* **Written exercise**:
Omit the pictures and return every entry exactly as written.

* **Data entries**:
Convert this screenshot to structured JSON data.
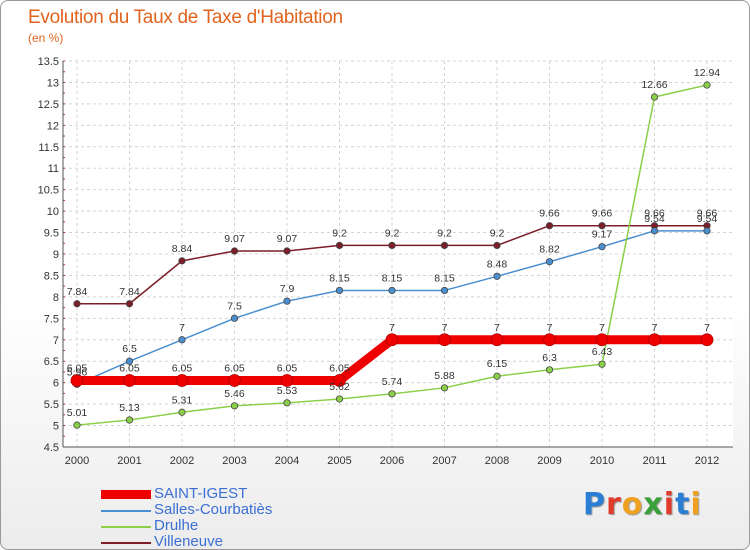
{
  "chart_data": {
    "type": "line",
    "title": "Evolution du Taux de Taxe d'Habitation",
    "subtitle": "(en %)",
    "x": [
      "2000",
      "2001",
      "2002",
      "2003",
      "2004",
      "2005",
      "2006",
      "2007",
      "2008",
      "2009",
      "2010",
      "2011",
      "2012"
    ],
    "ylim": [
      4.5,
      13.5
    ],
    "yticks": [
      "4.5",
      "5",
      "5.5",
      "6",
      "6.5",
      "7",
      "7.5",
      "8",
      "8.5",
      "9",
      "9.5",
      "10",
      "10.5",
      "11",
      "11.5",
      "12",
      "12.5",
      "13",
      "13.5"
    ],
    "grid": true,
    "legend_position": "bottom-left",
    "series": [
      {
        "name": "Villeneuve",
        "color": "#7b1e28",
        "values": [
          7.84,
          7.84,
          8.84,
          9.07,
          9.07,
          9.2,
          9.2,
          9.2,
          9.2,
          9.66,
          9.66,
          9.66,
          9.66
        ],
        "labels": [
          "7.84",
          "7.84",
          "8.84",
          "9.07",
          "9.07",
          "9.2",
          "9.2",
          "9.2",
          "9.2",
          "9.66",
          "9.66",
          "9.66",
          "9.66"
        ]
      },
      {
        "name": "Salles-Courbatiès",
        "color": "#4a8fd0",
        "values": [
          5.96,
          6.5,
          7,
          7.5,
          7.9,
          8.15,
          8.15,
          8.15,
          8.48,
          8.82,
          9.17,
          9.54,
          9.54
        ],
        "labels": [
          "5.96",
          "6.5",
          "7",
          "7.5",
          "7.9",
          "8.15",
          "8.15",
          "8.15",
          "8.48",
          "8.82",
          "9.17",
          "9.54",
          "9.54"
        ]
      },
      {
        "name": "Drulhe",
        "color": "#8cd04a",
        "values": [
          5.01,
          5.13,
          5.31,
          5.46,
          5.53,
          5.62,
          5.74,
          5.88,
          6.15,
          6.3,
          6.43,
          12.66,
          12.94
        ],
        "labels": [
          "5.01",
          "5.13",
          "5.31",
          "5.46",
          "5.53",
          "5.62",
          "5.74",
          "5.88",
          "6.15",
          "6.3",
          "6.43",
          "12.66",
          "12.94"
        ]
      },
      {
        "name": "SAINT-IGEST",
        "color": "#ee0000",
        "values": [
          6.05,
          6.05,
          6.05,
          6.05,
          6.05,
          6.05,
          7,
          7,
          7,
          7,
          7,
          7,
          7
        ],
        "labels": [
          "6.05",
          "6.05",
          "6.05",
          "6.05",
          "6.05",
          "6.05",
          "7",
          "7",
          "7",
          "7",
          "7",
          "7",
          "7"
        ]
      }
    ],
    "legend_order": [
      "SAINT-IGEST",
      "Salles-Courbatiès",
      "Drulhe",
      "Villeneuve"
    ]
  },
  "logo": {
    "letters": [
      "P",
      "r",
      "o",
      "x",
      "i",
      "t",
      "i"
    ],
    "colors": [
      "#2a7fd4",
      "#e03a2a",
      "#f0a020",
      "#3aa03a",
      "#e03a2a",
      "#2a7fd4",
      "#f0a020"
    ]
  }
}
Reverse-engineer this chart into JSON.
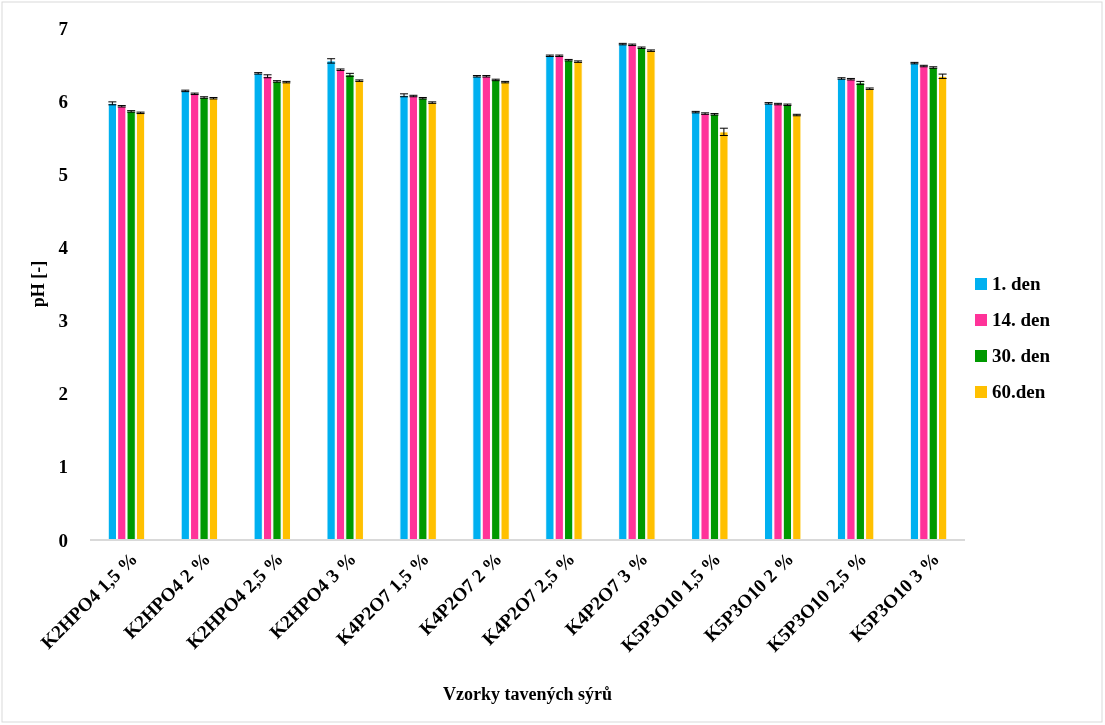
{
  "chart_data": {
    "type": "bar",
    "xlabel": "Vzorky tavených sýrů",
    "ylabel": "pH [-]",
    "ylim": [
      0,
      7
    ],
    "yticks": [
      0,
      1,
      2,
      3,
      4,
      5,
      6,
      7
    ],
    "grid": false,
    "legend": "right",
    "categories": [
      "K2HPO4 1,5 %",
      "K2HPO4 2 %",
      "K2HPO4 2,5 %",
      "K2HPO4 3 %",
      "K4P2O7 1,5 %",
      "K4P2O7 2 %",
      "K4P2O7 2,5 %",
      "K4P2O7 3 %",
      "K5P3O10 1,5 %",
      "K5P3O10 2 %",
      "K5P3O10 2,5 %",
      "K5P3O10 3 %"
    ],
    "series": [
      {
        "name": "1. den",
        "color": "#00b0f0",
        "values": [
          5.97,
          6.14,
          6.38,
          6.55,
          6.08,
          6.34,
          6.62,
          6.78,
          5.85,
          5.97,
          6.31,
          6.52
        ],
        "errors": [
          0.02,
          0.01,
          0.01,
          0.03,
          0.02,
          0.01,
          0.01,
          0.01,
          0.01,
          0.01,
          0.01,
          0.01
        ]
      },
      {
        "name": "14. den",
        "color": "#ff3399",
        "values": [
          5.93,
          6.1,
          6.34,
          6.43,
          6.07,
          6.34,
          6.62,
          6.77,
          5.83,
          5.96,
          6.3,
          6.48
        ],
        "errors": [
          0.01,
          0.01,
          0.02,
          0.01,
          0.01,
          0.01,
          0.01,
          0.01,
          0.01,
          0.01,
          0.01,
          0.01
        ]
      },
      {
        "name": "30. den",
        "color": "#009900",
        "values": [
          5.86,
          6.05,
          6.27,
          6.36,
          6.04,
          6.29,
          6.56,
          6.73,
          5.82,
          5.95,
          6.25,
          6.46
        ],
        "errors": [
          0.01,
          0.01,
          0.01,
          0.02,
          0.01,
          0.01,
          0.01,
          0.01,
          0.01,
          0.01,
          0.02,
          0.01
        ]
      },
      {
        "name": "60.den",
        "color": "#ffc000",
        "values": [
          5.84,
          6.04,
          6.26,
          6.28,
          5.98,
          6.26,
          6.54,
          6.69,
          5.58,
          5.81,
          6.17,
          6.34
        ],
        "errors": [
          0.01,
          0.01,
          0.01,
          0.01,
          0.01,
          0.01,
          0.01,
          0.01,
          0.05,
          0.01,
          0.01,
          0.03
        ]
      }
    ]
  }
}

* **Reply to the task**:
Convert this screenshot to structured JSON data.
{
  "chart_data": {
    "type": "line",
    "title": "Evolution du Taux de Taxe d'Habitation",
    "subtitle": "(en %)",
    "x": [
      "2000",
      "2001",
      "2002",
      "2003",
      "2004",
      "2005",
      "2006",
      "2007",
      "2008",
      "2009",
      "2010",
      "2011",
      "2012"
    ],
    "ylim": [
      4.5,
      13.5
    ],
    "yticks": [
      "4.5",
      "5",
      "5.5",
      "6",
      "6.5",
      "7",
      "7.5",
      "8",
      "8.5",
      "9",
      "9.5",
      "10",
      "10.5",
      "11",
      "11.5",
      "12",
      "12.5",
      "13",
      "13.5"
    ],
    "grid": true,
    "legend_position": "bottom-left",
    "series": [
      {
        "name": "Villeneuve",
        "color": "#7b1e28",
        "values": [
          7.84,
          7.84,
          8.84,
          9.07,
          9.07,
          9.2,
          9.2,
          9.2,
          9.2,
          9.66,
          9.66,
          9.66,
          9.66
        ],
        "labels": [
          "7.84",
          "7.84",
          "8.84",
          "9.07",
          "9.07",
          "9.2",
          "9.2",
          "9.2",
          "9.2",
          "9.66",
          "9.66",
          "9.66",
          "9.66"
        ]
      },
      {
        "name": "Salles-Courbatiès",
        "color": "#4a8fd0",
        "values": [
          5.96,
          6.5,
          7,
          7.5,
          7.9,
          8.15,
          8.15,
          8.15,
          8.48,
          8.82,
          9.17,
          9.54,
          9.54
        ],
        "labels": [
          "5.96",
          "6.5",
          "7",
          "7.5",
          "7.9",
          "8.15",
          "8.15",
          "8.15",
          "8.48",
          "8.82",
          "9.17",
          "9.54",
          "9.54"
        ]
      },
      {
        "name": "Drulhe",
        "color": "#8cd04a",
        "values": [
          5.01,
          5.13,
          5.31,
          5.46,
          5.53,
          5.62,
          5.74,
          5.88,
          6.15,
          6.3,
          6.43,
          12.66,
          12.94
        ],
        "labels": [
          "5.01",
          "5.13",
          "5.31",
          "5.46",
          "5.53",
          "5.62",
          "5.74",
          "5.88",
          "6.15",
          "6.3",
          "6.43",
          "12.66",
          "12.94"
        ]
      },
      {
        "name": "SAINT-IGEST",
        "color": "#ee0000",
        "values": [
          6.05,
          6.05,
          6.05,
          6.05,
          6.05,
          6.05,
          7,
          7,
          7,
          7,
          7,
          7,
          7
        ],
        "labels": [
          "6.05",
          "6.05",
          "6.05",
          "6.05",
          "6.05",
          "6.05",
          "7",
          "7",
          "7",
          "7",
          "7",
          "7",
          "7"
        ]
      }
    ],
    "legend_order": [
      "SAINT-IGEST",
      "Salles-Courbatiès",
      "Drulhe",
      "Villeneuve"
    ]
  },
  "logo": {
    "letters": [
      "P",
      "r",
      "o",
      "x",
      "i",
      "t",
      "i"
    ],
    "colors": [
      "#2a7fd4",
      "#e03a2a",
      "#f0a020",
      "#3aa03a",
      "#e03a2a",
      "#2a7fd4",
      "#f0a020"
    ]
  }
}
Reverse-engineer this chart into JSON.
{
  "chart_data": {
    "type": "bar",
    "xlabel": "Vzorky tavených sýrů",
    "ylabel": "pH [-]",
    "ylim": [
      0,
      7
    ],
    "yticks": [
      0,
      1,
      2,
      3,
      4,
      5,
      6,
      7
    ],
    "grid": false,
    "legend": "right",
    "categories": [
      "K2HPO4 1,5 %",
      "K2HPO4 2 %",
      "K2HPO4 2,5 %",
      "K2HPO4 3 %",
      "K4P2O7 1,5 %",
      "K4P2O7 2 %",
      "K4P2O7 2,5 %",
      "K4P2O7 3 %",
      "K5P3O10 1,5 %",
      "K5P3O10 2 %",
      "K5P3O10 2,5 %",
      "K5P3O10 3 %"
    ],
    "series": [
      {
        "name": "1. den",
        "color": "#00b0f0",
        "values": [
          5.97,
          6.14,
          6.38,
          6.55,
          6.08,
          6.34,
          6.62,
          6.78,
          5.85,
          5.97,
          6.31,
          6.52
        ],
        "errors": [
          0.02,
          0.01,
          0.01,
          0.03,
          0.02,
          0.01,
          0.01,
          0.01,
          0.01,
          0.01,
          0.01,
          0.01
        ]
      },
      {
        "name": "14. den",
        "color": "#ff3399",
        "values": [
          5.93,
          6.1,
          6.34,
          6.43,
          6.07,
          6.34,
          6.62,
          6.77,
          5.83,
          5.96,
          6.3,
          6.48
        ],
        "errors": [
          0.01,
          0.01,
          0.02,
          0.01,
          0.01,
          0.01,
          0.01,
          0.01,
          0.01,
          0.01,
          0.01,
          0.01
        ]
      },
      {
        "name": "30. den",
        "color": "#009900",
        "values": [
          5.86,
          6.05,
          6.27,
          6.36,
          6.04,
          6.29,
          6.56,
          6.73,
          5.82,
          5.95,
          6.25,
          6.46
        ],
        "errors": [
          0.01,
          0.01,
          0.01,
          0.02,
          0.01,
          0.01,
          0.01,
          0.01,
          0.01,
          0.01,
          0.02,
          0.01
        ]
      },
      {
        "name": "60.den",
        "color": "#ffc000",
        "values": [
          5.84,
          6.04,
          6.26,
          6.28,
          5.98,
          6.26,
          6.54,
          6.69,
          5.58,
          5.81,
          6.17,
          6.34
        ],
        "errors": [
          0.01,
          0.01,
          0.01,
          0.01,
          0.01,
          0.01,
          0.01,
          0.01,
          0.05,
          0.01,
          0.01,
          0.03
        ]
      }
    ]
  }
}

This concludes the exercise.